> _Exercise_
Please give the listing again, word for word, with nothing left out.

* * * *

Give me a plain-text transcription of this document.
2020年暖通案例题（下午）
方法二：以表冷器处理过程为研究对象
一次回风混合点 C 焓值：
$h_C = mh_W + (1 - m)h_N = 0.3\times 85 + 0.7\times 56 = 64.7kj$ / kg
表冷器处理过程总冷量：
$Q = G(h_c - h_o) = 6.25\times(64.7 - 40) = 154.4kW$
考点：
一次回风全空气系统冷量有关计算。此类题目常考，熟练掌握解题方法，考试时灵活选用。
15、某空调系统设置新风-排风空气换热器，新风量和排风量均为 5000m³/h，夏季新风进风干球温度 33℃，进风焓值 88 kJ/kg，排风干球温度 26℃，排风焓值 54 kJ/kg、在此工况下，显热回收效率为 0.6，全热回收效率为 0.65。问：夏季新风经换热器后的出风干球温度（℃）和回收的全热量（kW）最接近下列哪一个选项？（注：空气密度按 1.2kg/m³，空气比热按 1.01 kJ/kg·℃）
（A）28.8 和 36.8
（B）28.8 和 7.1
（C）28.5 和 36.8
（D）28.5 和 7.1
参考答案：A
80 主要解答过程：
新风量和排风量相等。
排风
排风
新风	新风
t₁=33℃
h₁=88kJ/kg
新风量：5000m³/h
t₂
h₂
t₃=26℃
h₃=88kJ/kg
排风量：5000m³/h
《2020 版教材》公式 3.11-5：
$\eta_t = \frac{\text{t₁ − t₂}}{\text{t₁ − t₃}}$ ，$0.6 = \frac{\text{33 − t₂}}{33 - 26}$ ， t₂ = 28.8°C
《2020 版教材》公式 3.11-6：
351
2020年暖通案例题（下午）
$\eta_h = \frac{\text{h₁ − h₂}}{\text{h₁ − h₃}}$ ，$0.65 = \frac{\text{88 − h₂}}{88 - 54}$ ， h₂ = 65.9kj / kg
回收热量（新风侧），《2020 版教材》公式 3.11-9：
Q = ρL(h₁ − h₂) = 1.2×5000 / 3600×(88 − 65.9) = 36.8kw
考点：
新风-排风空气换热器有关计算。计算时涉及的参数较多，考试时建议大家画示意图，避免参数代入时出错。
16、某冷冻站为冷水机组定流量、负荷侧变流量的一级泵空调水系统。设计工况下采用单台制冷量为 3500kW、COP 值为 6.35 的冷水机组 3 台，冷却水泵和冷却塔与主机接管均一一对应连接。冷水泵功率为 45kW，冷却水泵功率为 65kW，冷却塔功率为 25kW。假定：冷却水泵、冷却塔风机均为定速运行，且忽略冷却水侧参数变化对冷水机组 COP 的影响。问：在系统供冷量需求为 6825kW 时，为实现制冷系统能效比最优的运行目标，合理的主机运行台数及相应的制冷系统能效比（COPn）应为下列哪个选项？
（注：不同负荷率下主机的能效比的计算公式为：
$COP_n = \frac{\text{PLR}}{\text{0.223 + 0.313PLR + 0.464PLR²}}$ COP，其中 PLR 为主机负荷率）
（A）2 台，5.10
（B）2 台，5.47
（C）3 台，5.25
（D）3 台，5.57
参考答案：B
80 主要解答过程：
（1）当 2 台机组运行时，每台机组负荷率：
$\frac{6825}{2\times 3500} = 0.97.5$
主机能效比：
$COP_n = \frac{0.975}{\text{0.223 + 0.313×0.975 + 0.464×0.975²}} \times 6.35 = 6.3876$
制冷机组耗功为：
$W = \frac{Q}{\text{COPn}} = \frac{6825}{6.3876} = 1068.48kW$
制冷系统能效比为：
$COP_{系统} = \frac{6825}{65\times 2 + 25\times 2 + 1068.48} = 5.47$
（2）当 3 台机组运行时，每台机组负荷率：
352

* * * *

> _Written response_
Give me a plain-text transcription of this document.
2020年暖通案例题（下午）
方法二：以表冷器处理过程为研究对象
一次回风混合点 C 焓值：
$h_C = mh_W + (1 - m)h_N = 0.3\times 85 + 0.7\times 56 = 64.7kj$ / kg
表冷器处理过程总冷量：
$Q = G(h_c - h_o) = 6.25\times(64.7 - 40) = 154.4kW$
考点：
一次回风全空气系统冷量有关计算。此类题目常考，熟练掌握解题方法，考试时灵活选用。
15、某空调系统设置新风-排风空气换热器，新风量和排风量均为 5000m³/h，夏季新风进风干球温度 33℃，进风焓值 88 kJ/kg，排风干球温度 26℃，排风焓值 54 kJ/kg、在此工况下，显热回收效率为 0.6，全热回收效率为 0.65。问：夏季新风经换热器后的出风干球温度（℃）和回收的全热量（kW）最接近下列哪一个选项？（注：空气密度按 1.2kg/m³，空气比热按 1.01 kJ/kg·℃）
（A）28.8 和 36.8
（B）28.8 和 7.1
（C）28.5 和 36.8
（D）28.5 和 7.1
参考答案：A
80 主要解答过程：
新风量和排风量相等。
排风
排风
新风	新风
t₁=33℃
h₁=88kJ/kg
新风量：5000m³/h
t₂
h₂
t₃=26℃
h₃=88kJ/kg
排风量：5000m³/h
《2020 版教材》公式 3.11-5：
$\eta_t = \frac{\text{t₁ − t₂}}{\text{t₁ − t₃}}$ ，$0.6 = \frac{\text{33 − t₂}}{33 - 26}$ ， t₂ = 28.8°C
《2020 版教材》公式 3.11-6：
351
2020年暖通案例题（下午）
$\eta_h = \frac{\text{h₁ − h₂}}{\text{h₁ − h₃}}$ ，$0.65 = \frac{\text{88 − h₂}}{88 - 54}$ ， h₂ = 65.9kj / kg
回收热量（新风侧），《2020 版教材》公式 3.11-9：
Q = ρL(h₁ − h₂) = 1.2×5000 / 3600×(88 − 65.9) = 36.8kw
考点：
新风-排风空气换热器有关计算。计算时涉及的参数较多，考试时建议大家画示意图，避免参数代入时出错。
16、某冷冻站为冷水机组定流量、负荷侧变流量的一级泵空调水系统。设计工况下采用单台制冷量为 3500kW、COP 值为 6.35 的冷水机组 3 台，冷却水泵和冷却塔与主机接管均一一对应连接。冷水泵功率为 45kW，冷却水泵功率为 65kW，冷却塔功率为 25kW。假定：冷却水泵、冷却塔风机均为定速运行，且忽略冷却水侧参数变化对冷水机组 COP 的影响。问：在系统供冷量需求为 6825kW 时，为实现制冷系统能效比最优的运行目标，合理的主机运行台数及相应的制冷系统能效比（COPn）应为下列哪个选项？
（注：不同负荷率下主机的能效比的计算公式为：
$COP_n = \frac{\text{PLR}}{\text{0.223 + 0.313PLR + 0.464PLR²}}$ COP，其中 PLR 为主机负荷率）
（A）2 台，5.10
（B）2 台，5.47
（C）3 台，5.25
（D）3 台，5.57
参考答案：B
80 主要解答过程：
（1）当 2 台机组运行时，每台机组负荷率：
$\frac{6825}{2\times 3500} = 0.97.5$
主机能效比：
$COP_n = \frac{0.975}{\text{0.223 + 0.313×0.975 + 0.464×0.975²}} \times 6.35 = 6.3876$
制冷机组耗功为：
$W = \frac{Q}{\text{COPn}} = \frac{6825}{6.3876} = 1068.48kW$
制冷系统能效比为：
$COP_{系统} = \frac{6825}{65\times 2 + 25\times 2 + 1068.48} = 5.47$
（2）当 3 台机组运行时，每台机组负荷率：
352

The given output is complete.